--- Consegna A ---
Indica se ciascuna affermazione, (i), (ii) e (iii), concorda con il testo sul volontariato nell'alluvione in Emilia Romagna, rispondendo sì o no e citando le parole decisive del testo. (i) A Bologna più di quattromila persone hanno risposto all'appello del Comune. (ii) Sui tavolini lasciati per chi spala c'era anche del vino. (iii) Tiziano Conti è presidente di Metodi.
--- Consegna B ---
Prosegui il testo sul volontariato nell'alluvione in Emilia Romagna, partendo dopo la sua ultima frase.

--- Testo citato ---
☆ ☆ ☆ ☆ ☆ ☆ ☆

Volontariato

Dove sono i volontari? Più attorno che dentro le associazioni

L'emergenza in Emilia Romagna ha mostrato ancora una volta la grande disponibilità al volontariato degli italiani. Più fuori che dentro un'associazione. Lo stesso accade per l'attivismo civico sui beni comuni. Per far sì che questa disponibilità fluida non sia un fuoco di paglia e contemporaneamente per arginare il fenomeno tutto italiano dell’individualismo associativo c'è una via. «Dobbiamo diventare molto bravi a creare ecosistemi locali stabili, forme di collaborazione strutturate e consolidate, che attraggono energie, persone, risorse attorno a temi trasversali in cui sia più facile tollerare le differenze», dice il sociologo Ennio Ripamonti

di Sara De Carli

Nell’alluvione in Emilia Romagna, la parola d’ordine della solidarietà è auto-organizzazione. Il giorno dopo i salvataggi e le evacuazioni delle persone, quando per lavorare servono braccia e cuore, basta guardare sui social le foto dei giovanissimi che spalano il fango, senza divise e senza appartenenze. O i tavolini messi per la via, qualche brioche confezionata e tre bottiglie d’acqua (il vino non c’è perché in cantina le bottiglie sono saltate, precisano) lasciate lì per chi sta spalando per tutti. «La speranza la vedo soprattutto nell’autorganizzazione della popolazione. I numeri di emergenza non ce la fanno a gestire tutto», dice su VITA Tiziano Conti, presidente della Cooperativa In Piazza. A Cesena i giovani, muniti di badili, si sono organizzati sulle chat. A Bologna hanno risposto in più di 4mila all’appello del Comune, tanto che già ieri sera era stata sospesa la raccolta di disponibilità da parte di volontarie e volontari. Oggi erano già operativi per pulire cortili e altri spazi, dando una mano nei tanti condomini allagati e sommersi dal fango. Centocinquanta fra adulti e ragazzi dell’oratorio San Giacomo di Imola (Bologna) sono già in servizio. È l’altra faccia del volontariato, accanto a quel -15,7% rispetto al 2015 che Istat ha registrato nel 2021, attraverso il nuovo Censimento del non profit. Ne parliamo con Ennio Ripamonti, psicosociologo, docente di lavoro sociale di rete all'Università Cattolica di Milano e presidente di Metodi.

☆ ☆ ☆ ☆ ☆ ☆ ☆

--- Dati estratti ---
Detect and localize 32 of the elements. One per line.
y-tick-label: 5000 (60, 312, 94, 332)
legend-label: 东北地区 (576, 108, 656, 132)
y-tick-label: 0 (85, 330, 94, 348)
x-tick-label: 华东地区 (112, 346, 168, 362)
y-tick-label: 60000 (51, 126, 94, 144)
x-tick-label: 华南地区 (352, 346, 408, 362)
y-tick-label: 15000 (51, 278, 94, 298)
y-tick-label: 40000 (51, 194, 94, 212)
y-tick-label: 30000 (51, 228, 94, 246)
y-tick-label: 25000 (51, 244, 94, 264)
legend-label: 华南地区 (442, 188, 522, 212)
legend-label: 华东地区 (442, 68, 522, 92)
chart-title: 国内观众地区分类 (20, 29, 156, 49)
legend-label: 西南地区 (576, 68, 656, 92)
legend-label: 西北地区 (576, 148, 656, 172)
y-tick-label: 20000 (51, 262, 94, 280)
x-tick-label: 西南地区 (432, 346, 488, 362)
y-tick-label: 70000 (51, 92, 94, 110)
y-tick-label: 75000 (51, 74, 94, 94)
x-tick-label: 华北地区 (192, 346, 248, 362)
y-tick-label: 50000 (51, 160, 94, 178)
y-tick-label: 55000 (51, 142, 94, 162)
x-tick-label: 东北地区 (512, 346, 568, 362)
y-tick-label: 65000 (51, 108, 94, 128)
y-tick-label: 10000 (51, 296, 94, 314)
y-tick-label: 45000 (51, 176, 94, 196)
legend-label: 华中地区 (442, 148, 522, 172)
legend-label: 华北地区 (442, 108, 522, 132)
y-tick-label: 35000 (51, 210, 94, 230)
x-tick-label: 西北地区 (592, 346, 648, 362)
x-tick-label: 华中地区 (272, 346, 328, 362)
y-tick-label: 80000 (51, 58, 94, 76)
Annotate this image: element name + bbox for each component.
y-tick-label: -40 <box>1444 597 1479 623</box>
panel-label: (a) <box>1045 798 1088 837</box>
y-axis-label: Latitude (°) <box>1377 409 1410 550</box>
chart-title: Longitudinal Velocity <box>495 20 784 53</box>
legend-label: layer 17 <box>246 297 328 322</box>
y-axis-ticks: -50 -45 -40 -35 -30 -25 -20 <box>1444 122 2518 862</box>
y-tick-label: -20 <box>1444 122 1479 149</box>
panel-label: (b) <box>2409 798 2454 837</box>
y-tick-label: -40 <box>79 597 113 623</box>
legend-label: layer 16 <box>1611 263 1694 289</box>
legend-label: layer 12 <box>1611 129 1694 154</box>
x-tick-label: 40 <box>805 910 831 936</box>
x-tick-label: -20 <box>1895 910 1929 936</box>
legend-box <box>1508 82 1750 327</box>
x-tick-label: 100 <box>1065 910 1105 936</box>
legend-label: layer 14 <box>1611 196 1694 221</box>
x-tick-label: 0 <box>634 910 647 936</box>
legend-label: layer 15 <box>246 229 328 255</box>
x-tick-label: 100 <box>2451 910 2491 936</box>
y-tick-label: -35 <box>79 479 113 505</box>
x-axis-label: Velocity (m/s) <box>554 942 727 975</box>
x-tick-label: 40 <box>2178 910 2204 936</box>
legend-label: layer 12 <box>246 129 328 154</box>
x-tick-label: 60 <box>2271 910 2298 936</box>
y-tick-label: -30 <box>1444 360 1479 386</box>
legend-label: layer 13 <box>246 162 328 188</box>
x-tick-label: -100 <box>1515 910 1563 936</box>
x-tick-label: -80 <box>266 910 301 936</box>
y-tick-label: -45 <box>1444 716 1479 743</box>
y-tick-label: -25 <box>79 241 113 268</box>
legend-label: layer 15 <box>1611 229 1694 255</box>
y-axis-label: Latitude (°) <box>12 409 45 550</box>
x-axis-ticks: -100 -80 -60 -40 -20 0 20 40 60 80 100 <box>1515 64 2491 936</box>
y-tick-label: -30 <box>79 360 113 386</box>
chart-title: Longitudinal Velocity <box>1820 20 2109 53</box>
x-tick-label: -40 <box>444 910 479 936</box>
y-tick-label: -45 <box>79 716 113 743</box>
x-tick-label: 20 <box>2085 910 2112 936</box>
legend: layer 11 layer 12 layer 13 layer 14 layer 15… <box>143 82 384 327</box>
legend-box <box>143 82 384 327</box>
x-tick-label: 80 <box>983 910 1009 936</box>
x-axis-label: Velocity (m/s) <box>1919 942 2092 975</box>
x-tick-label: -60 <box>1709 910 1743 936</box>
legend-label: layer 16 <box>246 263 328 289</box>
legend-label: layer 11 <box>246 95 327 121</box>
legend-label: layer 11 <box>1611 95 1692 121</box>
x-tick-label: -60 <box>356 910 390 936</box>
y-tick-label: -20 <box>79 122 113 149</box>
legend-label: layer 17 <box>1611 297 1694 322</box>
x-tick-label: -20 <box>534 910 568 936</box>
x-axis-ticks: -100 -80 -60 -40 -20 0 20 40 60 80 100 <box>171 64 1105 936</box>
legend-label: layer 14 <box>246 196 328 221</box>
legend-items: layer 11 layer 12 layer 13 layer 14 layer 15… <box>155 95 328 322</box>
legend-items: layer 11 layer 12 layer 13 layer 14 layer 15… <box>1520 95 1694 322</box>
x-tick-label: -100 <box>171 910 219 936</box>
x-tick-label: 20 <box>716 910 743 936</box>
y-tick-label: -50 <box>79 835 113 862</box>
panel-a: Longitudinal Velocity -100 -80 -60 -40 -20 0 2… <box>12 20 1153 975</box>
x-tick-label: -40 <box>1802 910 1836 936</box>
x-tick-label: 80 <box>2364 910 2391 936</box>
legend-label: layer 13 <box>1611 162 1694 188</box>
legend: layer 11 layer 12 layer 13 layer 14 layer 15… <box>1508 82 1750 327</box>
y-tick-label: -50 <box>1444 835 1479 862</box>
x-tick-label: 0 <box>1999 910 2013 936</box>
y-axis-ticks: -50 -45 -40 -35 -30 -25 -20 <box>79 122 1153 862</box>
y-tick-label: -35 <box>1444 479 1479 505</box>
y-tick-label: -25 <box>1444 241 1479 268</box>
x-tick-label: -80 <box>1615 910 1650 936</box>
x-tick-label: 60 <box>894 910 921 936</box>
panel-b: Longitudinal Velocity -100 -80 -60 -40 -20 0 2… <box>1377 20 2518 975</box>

☆ ☆ ☆ ☆ ☆ ☆ ☆

--- Risposta A ---
(i) Sì: «A Bologna hanno risposto in più di 4mila all’appello del Comune».
(ii) No: «il vino non c’è perché in cantina le bottiglie sono saltate».
(iii) No: «Tiziano Conti, presidente della Cooperativa In Piazza».

--- Risposta B ---
Quali riflessioni attorno al calo di volontari rilevato dall’Istat?

Il primo pensiero è stato di affiancare questo dato ad altri indicatori relativi alla partecipazione, ad esempio la partecipazione al voto: non tanto nelle elezioni politiche, ma nelle amministrative. In generale è evidente (e non da oggi) che c’è una difficoltà di tenuta delle forme più classiche della partecipazione, mi viene da dire delle forme novecentesche della partecipazione, fra cui anche l’associazionismo. L’altro pensiero è legato alla trasformazione demografica, sia perché le persone potenzialmente attive nel volontariato sono oggettivamente meno di un tempo, soprattutto tra i giovani, sia perché c’è una fascia di popolazione – i 60-65enni, quelli che un tempo con la pensione si dedicavano al volontariato – che oggi invece dopo il lavoro o accanto al lavoro deve dedicare molto tempo al welfare familiare, alla cura di genitori anziani non autosufficienti: da un lato così si ha meno tempo disponibile per il volontariato classico, dall'altro lato però queste persone praticano una modalità di relazione solidale gratuita che l’Istat non vede. Un discorso analogo vale per i cittadini stranieri, che si sono inseriti, che hanno un lavoro, ma che non partecipano al volontariato organizzato perché vengono da Paesi in cui non c’è questa tradizione: praticano di più forme di mutuo aiuto, dentro reti di sostegno familiare allargate. La mia convinzione quindi è che ci sia una quota di comportamenti di prosocialità e solidarietà tra pari che non possono essere registrate alla voce “volontari attivi” di una organizzazione. Comportamenti che però esistono e riguardano le mutazioni della nostra società.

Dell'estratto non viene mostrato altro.